◆ **Prompt**: Among the entries below, find the lines with the word "arrow" and copy them.

[Rendered page images]
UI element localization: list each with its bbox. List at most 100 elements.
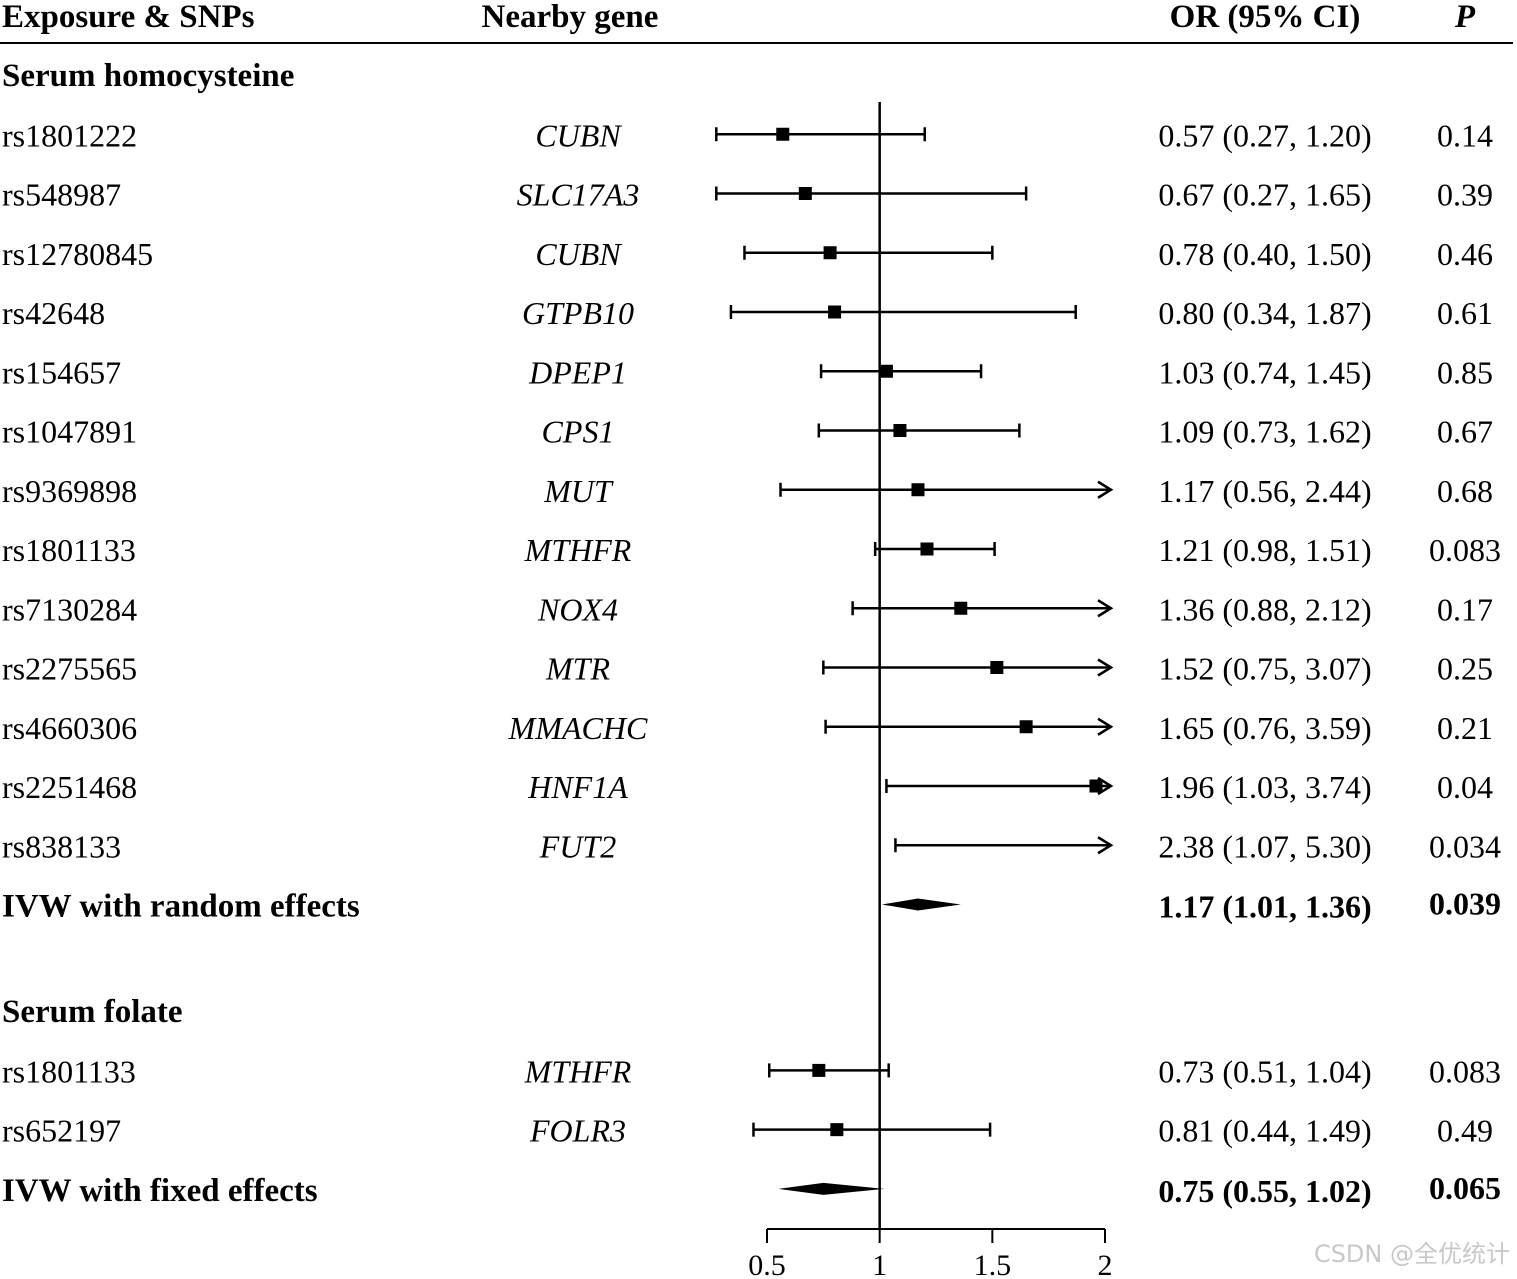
summary-label: IVW with random effects xyxy=(2,889,360,925)
or-ci-text: 0.78 (0.40, 1.50) xyxy=(1158,236,1371,272)
gene-label: CUBN xyxy=(535,236,622,272)
gene-label: MTR xyxy=(545,651,610,687)
point-estimate xyxy=(1019,720,1033,734)
summary-or-ci-text: 1.17 (1.01, 1.36) xyxy=(1158,889,1371,925)
or-ci-text: 1.52 (0.75, 3.07) xyxy=(1158,651,1371,687)
p-value: 0.39 xyxy=(1437,177,1493,213)
snp-label: rs1047891 xyxy=(2,414,137,450)
point-estimate xyxy=(954,601,968,615)
summary-p-value: 0.039 xyxy=(1429,886,1501,922)
x-axis-tick-label: 0.5 xyxy=(748,1249,786,1279)
gene-label: GTPB10 xyxy=(522,295,634,331)
gene-label: NOX4 xyxy=(537,591,618,627)
snp-label: rs548987 xyxy=(2,177,121,213)
gene-label: MTHFR xyxy=(524,532,632,568)
snp-label: rs2251468 xyxy=(2,769,137,805)
or-ci-text: 1.36 (0.88, 2.12) xyxy=(1158,591,1371,627)
snp-label: rs1801222 xyxy=(2,117,137,153)
gene-label: SLC17A3 xyxy=(517,177,640,213)
snp-label: rs1801133 xyxy=(2,1053,136,1089)
x-axis-tick-label: 1 xyxy=(872,1249,887,1279)
p-value: 0.083 xyxy=(1429,1053,1501,1089)
x-axis-tick-label: 2 xyxy=(1098,1249,1113,1279)
section-title: Serum homocysteine xyxy=(2,58,294,94)
p-value: 0.04 xyxy=(1437,769,1493,805)
or-ci-text: 0.67 (0.27, 1.65) xyxy=(1158,177,1371,213)
point-estimate xyxy=(879,364,893,378)
snp-label: rs838133 xyxy=(2,828,121,864)
p-value: 0.083 xyxy=(1429,532,1501,568)
section-title: Serum folate xyxy=(2,994,183,1030)
gene-label: MTHFR xyxy=(524,1053,632,1089)
ci-arrow xyxy=(1097,480,1114,499)
point-estimate xyxy=(920,542,934,556)
gene-label: FUT2 xyxy=(539,828,616,864)
snp-label: rs7130284 xyxy=(2,591,137,627)
point-estimate xyxy=(1089,779,1103,793)
point-estimate xyxy=(812,1063,826,1077)
p-value: 0.61 xyxy=(1437,295,1493,331)
ci-arrow xyxy=(1097,836,1114,855)
ci-arrow xyxy=(1097,717,1114,736)
or-ci-text: 0.81 (0.44, 1.49) xyxy=(1158,1113,1371,1149)
point-estimate xyxy=(823,246,837,260)
p-value: 0.034 xyxy=(1429,828,1501,864)
x-axis-tick-label: 1.5 xyxy=(974,1249,1012,1279)
or-ci-text: 1.09 (0.73, 1.62) xyxy=(1158,414,1371,450)
header-nearby-gene: Nearby gene xyxy=(482,0,659,35)
point-estimate xyxy=(776,127,790,141)
p-value: 0.49 xyxy=(1437,1113,1493,1149)
ci-arrow xyxy=(1097,658,1114,677)
or-ci-text: 1.21 (0.98, 1.51) xyxy=(1158,532,1371,568)
point-estimate xyxy=(828,305,842,319)
ci-arrow xyxy=(1097,599,1114,618)
forest-rows: Serum homocysteine rs1801222 CUBN 0.57 (0.2… xyxy=(2,58,1501,1209)
gene-label: MMACHC xyxy=(508,710,648,746)
p-value: 0.67 xyxy=(1437,414,1493,450)
gene-label: DPEP1 xyxy=(528,354,627,390)
watermark: CSDN @全优统计 xyxy=(1314,1240,1510,1268)
summary-or-ci-text: 0.75 (0.55, 1.02) xyxy=(1158,1173,1371,1209)
p-value: 0.25 xyxy=(1437,651,1493,687)
snp-label: rs1801133 xyxy=(2,532,136,568)
or-ci-text: 1.65 (0.76, 3.59) xyxy=(1158,710,1371,746)
header-p: P xyxy=(1454,0,1476,35)
snp-label: rs12780845 xyxy=(2,236,153,272)
p-value: 0.21 xyxy=(1437,710,1493,746)
p-value: 0.68 xyxy=(1437,473,1493,509)
point-estimate xyxy=(893,424,907,437)
header-or-ci: OR (95% CI) xyxy=(1170,0,1361,35)
snp-label: rs9369898 xyxy=(2,473,137,509)
p-value: 0.14 xyxy=(1437,117,1493,153)
summary-p-value: 0.065 xyxy=(1429,1170,1501,1206)
gene-label: FOLR3 xyxy=(529,1113,626,1149)
gene-label: CUBN xyxy=(535,117,622,153)
or-ci-text: 2.38 (1.07, 5.30) xyxy=(1158,828,1371,864)
gene-label: HNF1A xyxy=(527,769,628,805)
gene-label: CPS1 xyxy=(542,414,615,450)
or-ci-text: 1.17 (0.56, 2.44) xyxy=(1158,473,1371,509)
or-ci-text: 0.73 (0.51, 1.04) xyxy=(1158,1053,1371,1089)
point-estimate xyxy=(830,1123,844,1137)
snp-label: rs2275565 xyxy=(2,651,137,687)
snp-label: rs4660306 xyxy=(2,710,137,746)
summary-diamond xyxy=(778,1182,885,1195)
point-estimate xyxy=(911,483,925,497)
p-value: 0.17 xyxy=(1437,591,1493,627)
summary-diamond xyxy=(881,898,961,911)
point-estimate xyxy=(798,187,812,200)
or-ci-text: 1.03 (0.74, 1.45) xyxy=(1158,354,1371,390)
or-ci-text: 1.96 (1.03, 3.74) xyxy=(1158,769,1371,805)
x-axis: 0.5 1 1.5 2 xyxy=(748,1228,1113,1279)
summary-label: IVW with fixed effects xyxy=(2,1173,318,1209)
header-exposure: Exposure & SNPs xyxy=(2,0,255,35)
gene-label: MUT xyxy=(543,473,614,509)
p-value: 0.85 xyxy=(1437,354,1493,390)
snp-label: rs652197 xyxy=(2,1113,121,1149)
p-value: 0.46 xyxy=(1437,236,1493,272)
or-ci-text: 0.80 (0.34, 1.87) xyxy=(1158,295,1371,331)
snp-label: rs42648 xyxy=(2,295,105,331)
or-ci-text: 0.57 (0.27, 1.20) xyxy=(1158,117,1371,153)
point-estimate xyxy=(990,661,1004,674)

◆ **Written solution**:
ci-arrow xyxy=(1097,480,1114,499)
ci-arrow xyxy=(1097,836,1114,855)
ci-arrow xyxy=(1097,717,1114,736)
ci-arrow xyxy=(1097,658,1114,677)
ci-arrow xyxy=(1097,599,1114,618)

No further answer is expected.